=== Supplied material ===
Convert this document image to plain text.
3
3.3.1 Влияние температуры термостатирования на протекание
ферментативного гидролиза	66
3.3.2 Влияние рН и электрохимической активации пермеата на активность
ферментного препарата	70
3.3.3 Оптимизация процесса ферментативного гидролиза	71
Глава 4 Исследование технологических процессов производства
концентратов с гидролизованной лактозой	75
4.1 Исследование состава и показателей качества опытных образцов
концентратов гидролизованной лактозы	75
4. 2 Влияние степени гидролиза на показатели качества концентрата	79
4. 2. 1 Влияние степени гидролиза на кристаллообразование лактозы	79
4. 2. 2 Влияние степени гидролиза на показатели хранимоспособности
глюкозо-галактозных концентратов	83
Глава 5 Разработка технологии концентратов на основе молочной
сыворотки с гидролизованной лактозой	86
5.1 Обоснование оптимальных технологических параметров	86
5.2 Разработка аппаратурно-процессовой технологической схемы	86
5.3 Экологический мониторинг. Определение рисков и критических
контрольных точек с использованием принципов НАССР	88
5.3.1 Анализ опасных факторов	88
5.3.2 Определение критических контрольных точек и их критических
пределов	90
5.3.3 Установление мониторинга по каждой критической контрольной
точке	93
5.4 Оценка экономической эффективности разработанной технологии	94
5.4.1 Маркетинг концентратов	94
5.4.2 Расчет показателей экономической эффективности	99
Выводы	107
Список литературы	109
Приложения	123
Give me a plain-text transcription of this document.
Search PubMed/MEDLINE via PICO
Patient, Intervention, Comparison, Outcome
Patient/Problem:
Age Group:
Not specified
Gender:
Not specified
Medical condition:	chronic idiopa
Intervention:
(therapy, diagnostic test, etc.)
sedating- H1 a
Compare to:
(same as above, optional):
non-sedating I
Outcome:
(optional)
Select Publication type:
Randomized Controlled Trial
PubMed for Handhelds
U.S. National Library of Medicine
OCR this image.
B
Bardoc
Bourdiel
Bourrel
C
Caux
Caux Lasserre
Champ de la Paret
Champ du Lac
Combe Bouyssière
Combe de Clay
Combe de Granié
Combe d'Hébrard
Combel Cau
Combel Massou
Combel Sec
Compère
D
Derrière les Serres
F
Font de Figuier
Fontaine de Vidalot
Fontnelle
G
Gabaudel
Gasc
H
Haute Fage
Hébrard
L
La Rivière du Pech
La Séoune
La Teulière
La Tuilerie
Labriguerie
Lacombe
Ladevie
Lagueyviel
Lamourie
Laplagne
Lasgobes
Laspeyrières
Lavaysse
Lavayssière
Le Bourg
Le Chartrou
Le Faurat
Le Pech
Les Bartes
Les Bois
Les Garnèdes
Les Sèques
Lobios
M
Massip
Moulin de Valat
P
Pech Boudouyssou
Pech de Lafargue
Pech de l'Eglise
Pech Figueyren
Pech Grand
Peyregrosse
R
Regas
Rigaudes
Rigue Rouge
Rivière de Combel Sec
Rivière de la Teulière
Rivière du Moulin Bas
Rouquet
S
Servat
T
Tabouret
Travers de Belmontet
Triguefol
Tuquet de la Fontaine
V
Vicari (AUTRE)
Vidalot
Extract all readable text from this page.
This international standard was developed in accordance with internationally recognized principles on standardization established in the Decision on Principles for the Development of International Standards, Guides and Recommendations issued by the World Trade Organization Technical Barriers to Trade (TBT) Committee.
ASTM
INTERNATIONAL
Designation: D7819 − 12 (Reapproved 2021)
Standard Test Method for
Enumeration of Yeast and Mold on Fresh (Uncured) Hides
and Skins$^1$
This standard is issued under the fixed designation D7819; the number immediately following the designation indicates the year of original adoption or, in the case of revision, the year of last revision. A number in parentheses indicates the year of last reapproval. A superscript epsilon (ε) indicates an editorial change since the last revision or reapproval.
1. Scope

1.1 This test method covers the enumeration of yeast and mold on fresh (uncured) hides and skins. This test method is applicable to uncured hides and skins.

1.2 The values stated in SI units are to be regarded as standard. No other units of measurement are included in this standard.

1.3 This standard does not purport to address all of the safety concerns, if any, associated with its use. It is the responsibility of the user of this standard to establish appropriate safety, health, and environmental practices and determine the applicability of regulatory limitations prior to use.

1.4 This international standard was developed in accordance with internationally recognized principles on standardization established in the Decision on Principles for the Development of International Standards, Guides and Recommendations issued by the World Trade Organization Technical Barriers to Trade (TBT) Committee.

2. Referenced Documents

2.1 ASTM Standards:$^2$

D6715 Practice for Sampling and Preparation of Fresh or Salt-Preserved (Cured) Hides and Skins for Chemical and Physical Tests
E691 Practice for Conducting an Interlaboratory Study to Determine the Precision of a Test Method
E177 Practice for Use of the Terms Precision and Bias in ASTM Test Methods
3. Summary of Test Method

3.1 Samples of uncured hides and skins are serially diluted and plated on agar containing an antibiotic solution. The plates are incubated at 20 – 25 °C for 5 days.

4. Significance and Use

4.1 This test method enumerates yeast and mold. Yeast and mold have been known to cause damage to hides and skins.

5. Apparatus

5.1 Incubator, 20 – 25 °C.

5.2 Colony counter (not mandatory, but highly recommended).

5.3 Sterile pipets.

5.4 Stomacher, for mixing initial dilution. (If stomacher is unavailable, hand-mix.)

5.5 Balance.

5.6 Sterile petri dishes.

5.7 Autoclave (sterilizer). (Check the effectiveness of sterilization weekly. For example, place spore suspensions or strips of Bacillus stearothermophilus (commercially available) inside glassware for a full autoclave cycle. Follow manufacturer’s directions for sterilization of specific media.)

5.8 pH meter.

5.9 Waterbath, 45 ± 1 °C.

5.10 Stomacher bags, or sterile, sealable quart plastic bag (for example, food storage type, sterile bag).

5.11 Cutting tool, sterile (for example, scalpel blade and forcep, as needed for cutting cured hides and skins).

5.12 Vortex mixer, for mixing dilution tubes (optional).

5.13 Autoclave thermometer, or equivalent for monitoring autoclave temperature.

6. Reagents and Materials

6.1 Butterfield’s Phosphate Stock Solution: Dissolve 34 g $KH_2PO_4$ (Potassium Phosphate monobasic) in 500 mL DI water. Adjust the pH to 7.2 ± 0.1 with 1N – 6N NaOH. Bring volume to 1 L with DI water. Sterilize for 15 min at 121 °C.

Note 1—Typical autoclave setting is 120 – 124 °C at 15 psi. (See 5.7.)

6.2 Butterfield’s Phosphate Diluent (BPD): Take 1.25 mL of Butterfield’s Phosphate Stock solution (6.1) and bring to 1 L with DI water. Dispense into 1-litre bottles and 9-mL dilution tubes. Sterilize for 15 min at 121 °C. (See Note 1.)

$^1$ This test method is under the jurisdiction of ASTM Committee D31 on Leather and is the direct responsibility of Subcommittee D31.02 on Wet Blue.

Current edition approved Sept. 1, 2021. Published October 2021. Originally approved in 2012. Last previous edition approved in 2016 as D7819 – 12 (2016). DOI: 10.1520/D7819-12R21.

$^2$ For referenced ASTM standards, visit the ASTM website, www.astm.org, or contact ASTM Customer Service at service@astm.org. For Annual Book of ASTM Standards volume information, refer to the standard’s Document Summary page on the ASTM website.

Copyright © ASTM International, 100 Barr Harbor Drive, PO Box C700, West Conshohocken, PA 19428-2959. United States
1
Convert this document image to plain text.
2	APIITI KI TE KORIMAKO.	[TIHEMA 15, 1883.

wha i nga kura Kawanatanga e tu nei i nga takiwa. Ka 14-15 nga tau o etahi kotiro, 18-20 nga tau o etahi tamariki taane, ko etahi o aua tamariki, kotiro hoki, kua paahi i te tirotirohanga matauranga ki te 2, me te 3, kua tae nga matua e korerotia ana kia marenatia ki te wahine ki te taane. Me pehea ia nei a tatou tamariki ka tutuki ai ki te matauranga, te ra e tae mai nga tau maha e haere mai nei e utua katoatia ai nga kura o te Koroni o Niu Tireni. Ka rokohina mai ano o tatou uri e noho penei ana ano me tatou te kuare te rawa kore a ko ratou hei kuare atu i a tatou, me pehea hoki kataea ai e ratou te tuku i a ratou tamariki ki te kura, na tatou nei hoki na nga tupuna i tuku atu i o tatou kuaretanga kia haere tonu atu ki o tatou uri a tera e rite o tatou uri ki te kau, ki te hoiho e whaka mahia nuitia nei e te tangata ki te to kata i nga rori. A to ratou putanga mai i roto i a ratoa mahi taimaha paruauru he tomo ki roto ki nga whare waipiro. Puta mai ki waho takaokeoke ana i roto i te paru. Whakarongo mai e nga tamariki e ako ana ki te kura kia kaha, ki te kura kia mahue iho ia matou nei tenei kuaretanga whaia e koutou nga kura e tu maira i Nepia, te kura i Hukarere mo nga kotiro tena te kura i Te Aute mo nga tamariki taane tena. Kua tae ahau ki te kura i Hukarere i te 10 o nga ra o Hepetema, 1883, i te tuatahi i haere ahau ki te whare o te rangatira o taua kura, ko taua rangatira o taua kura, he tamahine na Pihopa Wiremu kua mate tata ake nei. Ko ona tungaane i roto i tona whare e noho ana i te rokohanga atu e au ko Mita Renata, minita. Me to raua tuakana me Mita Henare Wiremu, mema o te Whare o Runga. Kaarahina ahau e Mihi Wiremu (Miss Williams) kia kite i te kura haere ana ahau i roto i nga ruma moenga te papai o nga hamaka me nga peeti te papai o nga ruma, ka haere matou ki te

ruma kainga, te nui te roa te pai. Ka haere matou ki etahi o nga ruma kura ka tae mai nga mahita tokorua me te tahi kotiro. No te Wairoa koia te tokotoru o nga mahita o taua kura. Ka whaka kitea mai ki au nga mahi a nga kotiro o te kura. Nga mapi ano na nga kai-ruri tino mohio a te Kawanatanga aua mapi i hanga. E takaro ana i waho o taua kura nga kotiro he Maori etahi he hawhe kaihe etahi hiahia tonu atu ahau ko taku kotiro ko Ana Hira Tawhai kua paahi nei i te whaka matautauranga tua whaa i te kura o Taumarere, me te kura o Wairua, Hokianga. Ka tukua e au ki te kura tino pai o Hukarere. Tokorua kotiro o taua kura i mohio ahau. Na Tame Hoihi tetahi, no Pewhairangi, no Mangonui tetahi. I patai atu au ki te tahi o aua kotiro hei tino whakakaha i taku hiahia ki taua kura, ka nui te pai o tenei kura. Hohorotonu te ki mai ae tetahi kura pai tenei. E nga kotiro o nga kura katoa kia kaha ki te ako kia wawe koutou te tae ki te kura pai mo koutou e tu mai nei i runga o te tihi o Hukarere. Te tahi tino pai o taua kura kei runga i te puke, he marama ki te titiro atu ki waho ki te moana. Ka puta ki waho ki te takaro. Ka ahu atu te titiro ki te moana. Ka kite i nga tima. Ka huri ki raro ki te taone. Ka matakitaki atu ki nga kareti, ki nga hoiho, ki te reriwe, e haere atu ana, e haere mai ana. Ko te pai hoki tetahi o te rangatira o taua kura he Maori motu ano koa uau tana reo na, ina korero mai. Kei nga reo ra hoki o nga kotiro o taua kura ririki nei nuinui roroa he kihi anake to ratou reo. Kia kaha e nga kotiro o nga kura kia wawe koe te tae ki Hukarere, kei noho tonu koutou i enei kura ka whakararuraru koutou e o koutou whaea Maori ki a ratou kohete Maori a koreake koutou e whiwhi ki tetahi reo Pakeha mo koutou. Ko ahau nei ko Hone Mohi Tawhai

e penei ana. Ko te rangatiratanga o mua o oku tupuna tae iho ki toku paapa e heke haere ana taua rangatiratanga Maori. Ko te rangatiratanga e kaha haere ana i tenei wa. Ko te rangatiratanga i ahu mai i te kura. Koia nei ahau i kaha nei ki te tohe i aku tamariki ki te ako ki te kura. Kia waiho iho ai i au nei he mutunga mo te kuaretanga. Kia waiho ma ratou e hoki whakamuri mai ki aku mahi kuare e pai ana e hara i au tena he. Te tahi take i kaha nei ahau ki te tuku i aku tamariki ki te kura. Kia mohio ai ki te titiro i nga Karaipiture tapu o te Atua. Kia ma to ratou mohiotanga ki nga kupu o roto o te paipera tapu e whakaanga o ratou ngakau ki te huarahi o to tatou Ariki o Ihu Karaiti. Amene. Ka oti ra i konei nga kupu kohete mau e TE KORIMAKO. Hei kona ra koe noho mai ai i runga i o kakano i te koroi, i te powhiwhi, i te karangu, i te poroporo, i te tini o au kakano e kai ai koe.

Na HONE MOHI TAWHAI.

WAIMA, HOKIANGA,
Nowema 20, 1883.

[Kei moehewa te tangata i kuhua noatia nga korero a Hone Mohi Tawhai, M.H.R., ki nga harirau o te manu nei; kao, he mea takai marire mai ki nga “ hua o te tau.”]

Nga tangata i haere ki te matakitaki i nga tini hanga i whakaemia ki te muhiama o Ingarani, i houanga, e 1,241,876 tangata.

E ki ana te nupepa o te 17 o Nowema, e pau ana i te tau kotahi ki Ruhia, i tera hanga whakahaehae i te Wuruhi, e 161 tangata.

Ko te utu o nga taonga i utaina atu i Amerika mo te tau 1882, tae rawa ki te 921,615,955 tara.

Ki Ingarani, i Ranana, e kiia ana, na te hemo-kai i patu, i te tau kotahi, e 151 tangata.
===
Given exercise: Find the string "Исследование" in the entries above and return each line that holds it.

Reply:
Глава 4 Исследование технологических процессов производства
4.1 Исследование состава и показателей качества опытных образцов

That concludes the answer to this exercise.